- **Short task**: The records are to be restated in their entirety, word for word.

- **The records**:

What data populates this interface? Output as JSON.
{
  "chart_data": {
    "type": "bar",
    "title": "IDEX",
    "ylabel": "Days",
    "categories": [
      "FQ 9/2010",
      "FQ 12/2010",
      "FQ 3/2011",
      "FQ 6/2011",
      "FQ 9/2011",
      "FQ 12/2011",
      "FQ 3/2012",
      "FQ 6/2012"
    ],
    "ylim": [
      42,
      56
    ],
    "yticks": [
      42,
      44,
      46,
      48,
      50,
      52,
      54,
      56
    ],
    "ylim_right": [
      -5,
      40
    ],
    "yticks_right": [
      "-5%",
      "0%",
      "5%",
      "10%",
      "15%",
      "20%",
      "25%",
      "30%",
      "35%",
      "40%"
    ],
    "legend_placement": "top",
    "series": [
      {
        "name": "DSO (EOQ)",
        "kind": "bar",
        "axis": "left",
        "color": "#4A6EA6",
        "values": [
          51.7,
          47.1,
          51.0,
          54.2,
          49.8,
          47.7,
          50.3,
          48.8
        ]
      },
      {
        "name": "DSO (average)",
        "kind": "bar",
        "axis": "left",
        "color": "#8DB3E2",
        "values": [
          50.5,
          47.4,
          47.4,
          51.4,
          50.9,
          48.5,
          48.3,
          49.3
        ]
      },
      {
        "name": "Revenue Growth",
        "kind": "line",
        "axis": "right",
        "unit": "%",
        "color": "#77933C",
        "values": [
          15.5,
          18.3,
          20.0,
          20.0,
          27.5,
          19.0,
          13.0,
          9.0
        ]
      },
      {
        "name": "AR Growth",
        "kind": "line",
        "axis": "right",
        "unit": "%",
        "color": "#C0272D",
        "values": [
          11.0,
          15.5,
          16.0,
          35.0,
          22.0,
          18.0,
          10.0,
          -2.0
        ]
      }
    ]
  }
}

- **Final result**:
What data populates this interface? Output as JSON.
{
  "chart_data": {
    "type": "bar",
    "title": "IDEX",
    "ylabel": "Days",
    "categories": [
      "FQ 9/2010",
      "FQ 12/2010",
      "FQ 3/2011",
      "FQ 6/2011",
      "FQ 9/2011",
      "FQ 12/2011",
      "FQ 3/2012",
      "FQ 6/2012"
    ],
    "ylim": [
      42,
      56
    ],
    "yticks": [
      42,
      44,
      46,
      48,
      50,
      52,
      54,
      56
    ],
    "ylim_right": [
      -5,
      40
    ],
    "yticks_right": [
      "-5%",
      "0%",
      "5%",
      "10%",
      "15%",
      "20%",
      "25%",
      "30%",
      "35%",
      "40%"
    ],
    "legend_placement": "top",
    "series": [
      {
        "name": "DSO (EOQ)",
        "kind": "bar",
        "axis": "left",
        "color": "#4A6EA6",
        "values": [
          51.7,
          47.1,
          51.0,
          54.2,
          49.8,
          47.7,
          50.3,
          48.8
        ]
      },
      {
        "name": "DSO (average)",
        "kind": "bar",
        "axis": "left",
        "color": "#8DB3E2",
        "values": [
          50.5,
          47.4,
          47.4,
          51.4,
          50.9,
          48.5,
          48.3,
          49.3
        ]
      },
      {
        "name": "Revenue Growth",
        "kind": "line",
        "axis": "right",
        "unit": "%",
        "color": "#77933C",
        "values": [
          15.5,
          18.3,
          20.0,
          20.0,
          27.5,
          19.0,
          13.0,
          9.0
        ]
      },
      {
        "name": "AR Growth",
        "kind": "line",
        "axis": "right",
        "unit": "%",
        "color": "#C0272D",
        "values": [
          11.0,
          15.5,
          16.0,
          35.0,
          22.0,
          18.0,
          10.0,
          -2.0
        ]
      }
    ]
  }
}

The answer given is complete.